* Given data
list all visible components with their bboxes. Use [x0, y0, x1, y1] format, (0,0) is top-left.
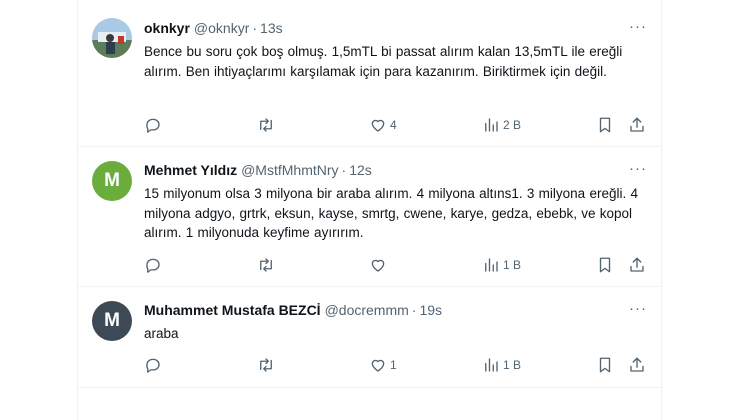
like-button[interactable] — [369, 255, 390, 275]
more-options-icon[interactable]: ··· — [629, 18, 647, 35]
share-button[interactable] — [628, 255, 646, 275]
share-icon — [630, 257, 644, 272]
tweet-actions: 4 2 B — [144, 115, 647, 135]
tweet-header: Mehmet Yıldız @MstfMhmtNry · 12s — [144, 161, 647, 179]
views-button[interactable]: 1 B — [482, 355, 521, 375]
tweet[interactable]: M Muhammet Mustafa BEZCİ @docremmm · 19s… — [78, 287, 661, 388]
tweet[interactable]: M Mehmet Yıldız @MstfMhmtNry · 12s ··· 1… — [78, 147, 661, 287]
author-name[interactable]: Mehmet Yıldız — [144, 161, 237, 179]
tweet-feed: oknkyr @oknkyr · 13s ··· Bence bu soru ç… — [77, 0, 662, 420]
bookmark-icon — [599, 117, 611, 133]
retweet-icon — [260, 358, 272, 372]
like-button[interactable]: 4 — [369, 115, 397, 135]
author-handle[interactable]: @MstfMhmtNry — [241, 161, 338, 179]
author-name[interactable]: oknkyr — [144, 19, 190, 37]
heart-icon — [371, 359, 385, 372]
retweet-button[interactable] — [257, 255, 278, 275]
separator-dot: · — [411, 302, 417, 318]
share-icon — [630, 117, 644, 132]
avatar-photo — [92, 18, 132, 58]
avatar-letter: M — [104, 170, 120, 191]
bookmark-button[interactable] — [596, 255, 614, 275]
heart-icon — [371, 259, 385, 272]
avatar[interactable]: M — [92, 301, 132, 341]
like-count: 1 — [390, 358, 397, 372]
retweet-icon — [260, 258, 272, 272]
heart-icon — [371, 119, 385, 132]
view-count: 1 B — [503, 258, 522, 272]
retweet-button[interactable] — [257, 115, 278, 135]
views-chart-icon — [485, 358, 498, 372]
views-button[interactable]: 1 B — [482, 255, 521, 275]
view-count: 2 B — [503, 118, 522, 132]
more-options-icon[interactable]: ··· — [629, 300, 647, 317]
retweet-icon — [260, 118, 272, 132]
reply-icon — [146, 358, 160, 373]
views-chart-icon — [485, 258, 498, 272]
share-button[interactable] — [628, 115, 646, 135]
share-button[interactable] — [628, 355, 646, 375]
views-button[interactable]: 2 B — [482, 115, 521, 135]
more-options-icon[interactable]: ··· — [629, 160, 647, 177]
views-chart-icon — [485, 118, 498, 132]
like-count: 4 — [390, 118, 397, 132]
share-icon — [630, 357, 644, 372]
author-name[interactable]: Muhammet Mustafa BEZCİ — [144, 301, 321, 319]
bookmark-icon — [599, 257, 611, 273]
tweet-text: Bence bu soru çok boş olmuş. 1,5mTL bi p… — [144, 44, 623, 79]
tweet[interactable]: oknkyr @oknkyr · 13s ··· Bence bu soru ç… — [78, 0, 661, 147]
timestamp[interactable]: 13s — [260, 19, 283, 37]
tweet-actions: 1 B — [144, 255, 647, 275]
reply-icon — [146, 118, 160, 133]
bookmark-button[interactable] — [596, 115, 614, 135]
separator-dot: · — [341, 162, 347, 178]
author-handle[interactable]: @docremmm — [325, 301, 409, 319]
avatar-letter: M — [104, 310, 120, 331]
tweet-actions: 1 1 B — [144, 355, 647, 375]
timestamp[interactable]: 19s — [419, 301, 442, 319]
view-count: 1 B — [503, 358, 522, 372]
reply-icon — [146, 258, 160, 273]
like-button[interactable]: 1 — [369, 355, 397, 375]
avatar[interactable]: M — [92, 161, 132, 201]
avatar[interactable] — [92, 18, 132, 58]
separator-dot: · — [252, 20, 258, 36]
tweet-header: oknkyr @oknkyr · 13s — [144, 19, 647, 37]
tweet-header: Muhammet Mustafa BEZCİ @docremmm · 19s — [144, 301, 647, 319]
tweet-text: 15 milyonum olsa 3 milyona bir araba alı… — [144, 186, 638, 240]
retweet-button[interactable] — [257, 355, 278, 375]
reply-button[interactable] — [144, 115, 165, 135]
reply-button[interactable] — [144, 355, 165, 375]
author-handle[interactable]: @oknkyr — [194, 19, 249, 37]
bookmark-button[interactable] — [596, 355, 614, 375]
bookmark-icon — [599, 357, 611, 373]
timestamp[interactable]: 12s — [349, 161, 372, 179]
reply-button[interactable] — [144, 255, 165, 275]
tweet-text: araba — [144, 326, 179, 341]
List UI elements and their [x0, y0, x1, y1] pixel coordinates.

* Brief
Could you rewrite the listing above, replacing "bookmark-button" with "save-button" everywhere and changing nothing else? Leave out the pictures.

* Response to the task
list all visible components with their bboxes. Use [x0, y0, x1, y1] format, (0,0) is top-left.
like-button[interactable] — [369, 255, 390, 275]
more-options-icon[interactable]: ··· — [629, 18, 647, 35]
share-button[interactable] — [628, 255, 646, 275]
share-icon — [630, 257, 644, 272]
tweet-actions: 4 2 B — [144, 115, 647, 135]
tweet-header: Mehmet Yıldız @MstfMhmtNry · 12s — [144, 161, 647, 179]
views-button[interactable]: 1 B — [482, 355, 521, 375]
tweet[interactable]: M Muhammet Mustafa BEZCİ @docremmm · 19s… — [78, 287, 661, 388]
tweet[interactable]: M Mehmet Yıldız @MstfMhmtNry · 12s ··· 1… — [78, 147, 661, 287]
author-name[interactable]: Mehmet Yıldız — [144, 161, 237, 179]
tweet-feed: oknkyr @oknkyr · 13s ··· Bence bu soru ç… — [77, 0, 662, 420]
bookmark-icon — [599, 117, 611, 133]
retweet-icon — [260, 358, 272, 372]
like-button[interactable]: 4 — [369, 115, 397, 135]
author-handle[interactable]: @MstfMhmtNry — [241, 161, 338, 179]
author-name[interactable]: oknkyr — [144, 19, 190, 37]
heart-icon — [371, 359, 385, 372]
retweet-button[interactable] — [257, 255, 278, 275]
separator-dot: · — [411, 302, 417, 318]
share-icon — [630, 117, 644, 132]
avatar-photo — [92, 18, 132, 58]
avatar-letter: M — [104, 170, 120, 191]
save-button[interactable] — [596, 255, 614, 275]
heart-icon — [371, 259, 385, 272]
avatar[interactable]: M — [92, 301, 132, 341]
like-count: 1 — [390, 358, 397, 372]
retweet-icon — [260, 258, 272, 272]
heart-icon — [371, 119, 385, 132]
view-count: 1 B — [503, 258, 522, 272]
retweet-button[interactable] — [257, 115, 278, 135]
views-chart-icon — [485, 358, 498, 372]
views-button[interactable]: 1 B — [482, 255, 521, 275]
view-count: 2 B — [503, 118, 522, 132]
more-options-icon[interactable]: ··· — [629, 300, 647, 317]
retweet-icon — [260, 118, 272, 132]
reply-icon — [146, 358, 160, 373]
views-chart-icon — [485, 258, 498, 272]
share-button[interactable] — [628, 115, 646, 135]
share-button[interactable] — [628, 355, 646, 375]
views-button[interactable]: 2 B — [482, 115, 521, 135]
more-options-icon[interactable]: ··· — [629, 160, 647, 177]
views-chart-icon — [485, 118, 498, 132]
like-count: 4 — [390, 118, 397, 132]
share-icon — [630, 357, 644, 372]
author-name[interactable]: Muhammet Mustafa BEZCİ — [144, 301, 321, 319]
bookmark-icon — [599, 257, 611, 273]
tweet-text: Bence bu soru çok boş olmuş. 1,5mTL bi p… — [144, 44, 623, 79]
tweet[interactable]: oknkyr @oknkyr · 13s ··· Bence bu soru ç… — [78, 0, 661, 147]
timestamp[interactable]: 13s — [260, 19, 283, 37]
tweet-actions: 1 B — [144, 255, 647, 275]
reply-icon — [146, 118, 160, 133]
save-button[interactable] — [596, 115, 614, 135]
separator-dot: · — [341, 162, 347, 178]
author-handle[interactable]: @docremmm — [325, 301, 409, 319]
avatar-letter: M — [104, 310, 120, 331]
tweet-actions: 1 1 B — [144, 355, 647, 375]
timestamp[interactable]: 19s — [419, 301, 442, 319]
view-count: 1 B — [503, 358, 522, 372]
reply-icon — [146, 258, 160, 273]
like-button[interactable]: 1 — [369, 355, 397, 375]
avatar[interactable]: M — [92, 161, 132, 201]
avatar[interactable] — [92, 18, 132, 58]
separator-dot: · — [252, 20, 258, 36]
tweet-header: oknkyr @oknkyr · 13s — [144, 19, 647, 37]
tweet-header: Muhammet Mustafa BEZCİ @docremmm · 19s — [144, 301, 647, 319]
tweet-text: 15 milyonum olsa 3 milyona bir araba alı… — [144, 186, 638, 240]
retweet-button[interactable] — [257, 355, 278, 375]
reply-button[interactable] — [144, 115, 165, 135]
reply-button[interactable] — [144, 355, 165, 375]
author-handle[interactable]: @oknkyr — [194, 19, 249, 37]
save-button[interactable] — [596, 355, 614, 375]
bookmark-icon — [599, 357, 611, 373]
timestamp[interactable]: 12s — [349, 161, 372, 179]
reply-button[interactable] — [144, 255, 165, 275]
tweet-text: araba — [144, 326, 179, 341]
List UI elements and their [x0, y0, x1, y1] pixel coordinates.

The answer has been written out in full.